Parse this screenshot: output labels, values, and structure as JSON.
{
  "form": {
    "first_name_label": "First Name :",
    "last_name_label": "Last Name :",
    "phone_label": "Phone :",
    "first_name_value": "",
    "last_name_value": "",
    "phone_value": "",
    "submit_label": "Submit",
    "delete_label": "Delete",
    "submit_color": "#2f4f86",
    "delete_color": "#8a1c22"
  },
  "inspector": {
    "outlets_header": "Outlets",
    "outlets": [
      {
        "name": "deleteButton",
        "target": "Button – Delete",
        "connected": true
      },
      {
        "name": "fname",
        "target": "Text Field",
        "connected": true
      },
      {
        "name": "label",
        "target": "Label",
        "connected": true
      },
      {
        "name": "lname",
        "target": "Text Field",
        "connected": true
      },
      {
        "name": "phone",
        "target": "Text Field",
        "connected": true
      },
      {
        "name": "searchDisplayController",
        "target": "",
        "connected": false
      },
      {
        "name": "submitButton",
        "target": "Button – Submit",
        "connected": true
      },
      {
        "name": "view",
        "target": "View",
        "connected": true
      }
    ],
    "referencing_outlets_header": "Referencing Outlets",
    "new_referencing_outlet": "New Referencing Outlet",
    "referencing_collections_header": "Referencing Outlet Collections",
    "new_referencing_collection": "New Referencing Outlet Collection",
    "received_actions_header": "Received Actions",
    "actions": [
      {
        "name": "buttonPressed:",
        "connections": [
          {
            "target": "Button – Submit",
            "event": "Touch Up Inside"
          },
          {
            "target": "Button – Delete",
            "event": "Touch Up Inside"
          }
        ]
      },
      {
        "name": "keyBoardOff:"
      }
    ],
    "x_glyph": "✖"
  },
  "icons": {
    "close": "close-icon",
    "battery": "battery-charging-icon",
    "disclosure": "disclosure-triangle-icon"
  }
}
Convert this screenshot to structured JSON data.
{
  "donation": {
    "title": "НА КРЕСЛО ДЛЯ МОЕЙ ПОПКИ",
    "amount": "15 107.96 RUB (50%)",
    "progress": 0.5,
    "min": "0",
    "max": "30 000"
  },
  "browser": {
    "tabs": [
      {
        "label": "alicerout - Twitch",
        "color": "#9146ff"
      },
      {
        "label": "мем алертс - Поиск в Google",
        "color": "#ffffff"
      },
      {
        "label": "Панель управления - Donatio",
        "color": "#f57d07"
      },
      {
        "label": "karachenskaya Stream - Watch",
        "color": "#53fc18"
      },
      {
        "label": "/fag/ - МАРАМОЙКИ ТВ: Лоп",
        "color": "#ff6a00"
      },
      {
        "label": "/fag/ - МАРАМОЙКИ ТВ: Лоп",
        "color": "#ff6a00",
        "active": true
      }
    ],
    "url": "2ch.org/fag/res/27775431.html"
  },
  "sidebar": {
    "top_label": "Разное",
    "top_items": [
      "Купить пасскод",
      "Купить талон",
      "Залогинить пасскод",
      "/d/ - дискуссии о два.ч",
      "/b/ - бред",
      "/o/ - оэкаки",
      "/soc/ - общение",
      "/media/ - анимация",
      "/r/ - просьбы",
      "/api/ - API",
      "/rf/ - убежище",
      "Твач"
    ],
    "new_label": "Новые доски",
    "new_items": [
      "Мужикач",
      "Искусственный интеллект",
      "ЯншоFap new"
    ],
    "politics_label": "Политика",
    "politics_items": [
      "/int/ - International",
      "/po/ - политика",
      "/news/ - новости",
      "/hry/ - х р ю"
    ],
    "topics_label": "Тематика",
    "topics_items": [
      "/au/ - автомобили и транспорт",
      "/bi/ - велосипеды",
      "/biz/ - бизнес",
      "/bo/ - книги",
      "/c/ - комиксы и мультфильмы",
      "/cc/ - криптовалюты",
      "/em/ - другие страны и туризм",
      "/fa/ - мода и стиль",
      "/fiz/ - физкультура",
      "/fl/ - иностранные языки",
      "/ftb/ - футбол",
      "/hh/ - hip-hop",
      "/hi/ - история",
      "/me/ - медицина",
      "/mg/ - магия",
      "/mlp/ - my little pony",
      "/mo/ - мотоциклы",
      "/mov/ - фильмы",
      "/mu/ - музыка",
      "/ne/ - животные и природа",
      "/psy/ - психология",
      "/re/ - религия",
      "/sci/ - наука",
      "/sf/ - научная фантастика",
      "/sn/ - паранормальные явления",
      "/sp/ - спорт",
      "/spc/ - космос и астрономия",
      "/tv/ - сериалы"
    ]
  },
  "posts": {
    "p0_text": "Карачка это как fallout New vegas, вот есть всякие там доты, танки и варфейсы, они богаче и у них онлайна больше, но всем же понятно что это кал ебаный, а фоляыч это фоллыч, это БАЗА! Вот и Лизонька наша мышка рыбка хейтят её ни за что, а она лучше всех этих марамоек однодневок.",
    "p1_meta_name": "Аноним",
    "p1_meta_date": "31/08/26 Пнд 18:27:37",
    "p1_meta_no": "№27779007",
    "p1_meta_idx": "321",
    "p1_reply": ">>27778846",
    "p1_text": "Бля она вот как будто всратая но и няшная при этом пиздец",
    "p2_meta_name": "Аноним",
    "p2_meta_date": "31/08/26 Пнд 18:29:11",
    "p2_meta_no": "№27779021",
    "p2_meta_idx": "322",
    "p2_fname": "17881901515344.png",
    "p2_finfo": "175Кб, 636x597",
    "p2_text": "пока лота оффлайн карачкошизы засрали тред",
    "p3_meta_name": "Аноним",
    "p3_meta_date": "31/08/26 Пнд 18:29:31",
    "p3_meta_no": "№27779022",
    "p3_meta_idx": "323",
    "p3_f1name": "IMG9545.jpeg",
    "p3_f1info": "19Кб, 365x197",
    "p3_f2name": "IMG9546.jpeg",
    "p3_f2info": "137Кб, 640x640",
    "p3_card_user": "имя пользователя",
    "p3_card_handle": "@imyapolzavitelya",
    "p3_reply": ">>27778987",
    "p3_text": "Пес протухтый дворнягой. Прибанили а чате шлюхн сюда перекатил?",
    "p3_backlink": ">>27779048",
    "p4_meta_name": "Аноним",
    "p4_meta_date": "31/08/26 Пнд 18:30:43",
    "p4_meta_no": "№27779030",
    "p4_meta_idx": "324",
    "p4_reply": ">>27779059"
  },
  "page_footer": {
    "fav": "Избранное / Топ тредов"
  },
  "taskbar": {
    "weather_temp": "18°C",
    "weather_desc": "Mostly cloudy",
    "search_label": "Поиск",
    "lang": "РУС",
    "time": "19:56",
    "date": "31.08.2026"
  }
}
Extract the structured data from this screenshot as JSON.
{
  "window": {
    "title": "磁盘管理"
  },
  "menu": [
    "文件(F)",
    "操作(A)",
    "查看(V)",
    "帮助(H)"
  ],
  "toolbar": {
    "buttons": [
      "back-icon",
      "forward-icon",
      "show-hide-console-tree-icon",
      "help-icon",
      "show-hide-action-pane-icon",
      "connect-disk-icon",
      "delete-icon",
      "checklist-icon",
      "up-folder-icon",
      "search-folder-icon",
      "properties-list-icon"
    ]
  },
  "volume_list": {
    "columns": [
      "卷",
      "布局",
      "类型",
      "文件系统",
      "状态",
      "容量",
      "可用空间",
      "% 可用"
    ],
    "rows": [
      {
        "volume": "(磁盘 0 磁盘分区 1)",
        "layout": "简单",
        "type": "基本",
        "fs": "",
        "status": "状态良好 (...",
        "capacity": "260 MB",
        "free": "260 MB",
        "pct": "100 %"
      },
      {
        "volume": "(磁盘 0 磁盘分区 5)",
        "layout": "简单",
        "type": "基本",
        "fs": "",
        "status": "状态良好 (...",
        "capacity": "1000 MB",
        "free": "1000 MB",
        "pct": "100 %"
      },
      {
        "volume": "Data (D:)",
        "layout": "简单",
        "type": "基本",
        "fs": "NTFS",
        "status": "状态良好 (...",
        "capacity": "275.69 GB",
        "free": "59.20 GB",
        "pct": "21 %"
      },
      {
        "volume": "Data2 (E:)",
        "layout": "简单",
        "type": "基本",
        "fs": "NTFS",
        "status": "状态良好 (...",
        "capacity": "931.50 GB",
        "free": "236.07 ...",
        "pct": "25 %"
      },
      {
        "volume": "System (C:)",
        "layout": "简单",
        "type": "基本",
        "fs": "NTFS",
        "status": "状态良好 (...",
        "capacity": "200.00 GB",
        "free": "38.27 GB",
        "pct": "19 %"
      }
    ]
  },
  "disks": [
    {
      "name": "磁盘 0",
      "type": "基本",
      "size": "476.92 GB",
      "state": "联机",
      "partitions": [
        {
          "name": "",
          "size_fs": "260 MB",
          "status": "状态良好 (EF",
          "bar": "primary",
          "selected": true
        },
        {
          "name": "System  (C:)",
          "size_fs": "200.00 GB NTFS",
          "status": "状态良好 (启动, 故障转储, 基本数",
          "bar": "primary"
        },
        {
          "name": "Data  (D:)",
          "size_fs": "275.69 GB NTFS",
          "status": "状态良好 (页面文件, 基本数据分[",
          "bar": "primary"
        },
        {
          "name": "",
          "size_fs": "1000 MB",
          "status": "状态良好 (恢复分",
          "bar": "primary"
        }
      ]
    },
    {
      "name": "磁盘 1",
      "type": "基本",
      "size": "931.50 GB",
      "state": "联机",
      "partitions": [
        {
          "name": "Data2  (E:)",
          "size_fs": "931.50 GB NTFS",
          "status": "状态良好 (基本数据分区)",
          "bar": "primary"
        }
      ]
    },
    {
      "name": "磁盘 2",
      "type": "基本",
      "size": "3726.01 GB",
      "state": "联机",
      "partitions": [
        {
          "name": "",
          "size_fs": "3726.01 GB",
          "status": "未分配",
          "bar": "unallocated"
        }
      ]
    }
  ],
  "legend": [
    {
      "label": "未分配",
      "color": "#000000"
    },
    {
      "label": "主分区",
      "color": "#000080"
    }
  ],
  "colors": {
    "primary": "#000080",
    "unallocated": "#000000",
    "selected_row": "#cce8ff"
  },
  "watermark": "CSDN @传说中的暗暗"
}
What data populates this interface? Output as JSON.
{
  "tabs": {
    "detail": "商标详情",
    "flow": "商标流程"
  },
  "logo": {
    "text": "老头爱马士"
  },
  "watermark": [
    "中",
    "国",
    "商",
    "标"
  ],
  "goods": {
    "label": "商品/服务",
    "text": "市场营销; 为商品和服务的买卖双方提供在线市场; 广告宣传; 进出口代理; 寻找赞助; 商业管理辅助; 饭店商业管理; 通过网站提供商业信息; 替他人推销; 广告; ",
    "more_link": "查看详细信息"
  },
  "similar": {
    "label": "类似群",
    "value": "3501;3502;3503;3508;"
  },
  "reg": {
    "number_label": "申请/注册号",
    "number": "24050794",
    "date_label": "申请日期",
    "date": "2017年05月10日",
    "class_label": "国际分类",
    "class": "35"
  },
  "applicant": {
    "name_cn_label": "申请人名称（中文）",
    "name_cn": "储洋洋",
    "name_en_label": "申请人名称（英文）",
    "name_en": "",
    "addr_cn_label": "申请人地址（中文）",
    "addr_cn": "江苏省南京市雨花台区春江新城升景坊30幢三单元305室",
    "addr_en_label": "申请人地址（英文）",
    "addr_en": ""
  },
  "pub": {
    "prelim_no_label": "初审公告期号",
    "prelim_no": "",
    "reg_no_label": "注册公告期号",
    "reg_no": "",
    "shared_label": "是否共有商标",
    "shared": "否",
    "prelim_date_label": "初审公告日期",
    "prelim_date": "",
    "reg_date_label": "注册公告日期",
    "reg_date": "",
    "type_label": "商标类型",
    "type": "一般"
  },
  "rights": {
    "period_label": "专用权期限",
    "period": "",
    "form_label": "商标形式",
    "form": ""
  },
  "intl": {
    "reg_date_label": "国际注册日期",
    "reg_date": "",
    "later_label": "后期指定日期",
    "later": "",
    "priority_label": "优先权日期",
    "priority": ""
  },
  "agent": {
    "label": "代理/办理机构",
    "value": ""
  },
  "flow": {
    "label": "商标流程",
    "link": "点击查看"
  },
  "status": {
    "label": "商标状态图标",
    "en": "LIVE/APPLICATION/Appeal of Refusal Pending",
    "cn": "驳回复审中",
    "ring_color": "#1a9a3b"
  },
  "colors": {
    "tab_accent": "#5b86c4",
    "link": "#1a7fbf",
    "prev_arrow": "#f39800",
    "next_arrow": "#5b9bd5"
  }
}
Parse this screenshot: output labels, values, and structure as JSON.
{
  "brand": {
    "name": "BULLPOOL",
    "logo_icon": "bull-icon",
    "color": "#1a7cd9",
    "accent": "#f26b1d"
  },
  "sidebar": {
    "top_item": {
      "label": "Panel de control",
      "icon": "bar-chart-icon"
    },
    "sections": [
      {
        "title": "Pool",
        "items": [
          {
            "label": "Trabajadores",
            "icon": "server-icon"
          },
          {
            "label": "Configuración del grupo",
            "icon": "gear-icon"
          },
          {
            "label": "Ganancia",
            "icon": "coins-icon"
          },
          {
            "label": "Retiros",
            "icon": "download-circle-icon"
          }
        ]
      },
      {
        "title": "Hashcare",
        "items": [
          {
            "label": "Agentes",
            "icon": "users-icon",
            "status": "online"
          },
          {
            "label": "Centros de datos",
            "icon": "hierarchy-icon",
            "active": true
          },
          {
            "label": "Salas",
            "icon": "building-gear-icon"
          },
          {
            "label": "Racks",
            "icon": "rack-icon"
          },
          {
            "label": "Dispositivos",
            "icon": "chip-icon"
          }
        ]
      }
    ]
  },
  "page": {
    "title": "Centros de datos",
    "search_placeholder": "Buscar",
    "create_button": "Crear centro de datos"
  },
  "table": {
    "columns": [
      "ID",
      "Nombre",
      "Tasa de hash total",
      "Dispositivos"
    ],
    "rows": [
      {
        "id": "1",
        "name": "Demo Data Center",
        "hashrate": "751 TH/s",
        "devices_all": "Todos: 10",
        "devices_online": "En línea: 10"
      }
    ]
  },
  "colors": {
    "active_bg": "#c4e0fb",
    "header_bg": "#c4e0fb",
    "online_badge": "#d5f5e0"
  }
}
***
▶ _WHAT THE TASK ASKS_
Note each line of the entries that has "target" in it, and copy those lines.

▶ _SOLUTION FOR THIS TASK_
        "target": "Button – Delete",
        "target": "Text Field",
        "target": "Label",
        "target": "Text Field",
        "target": "Text Field",
        "target": "",
        "target": "Button – Submit",
        "target": "View",
            "target": "Button – Submit",
            "target": "Button – Delete",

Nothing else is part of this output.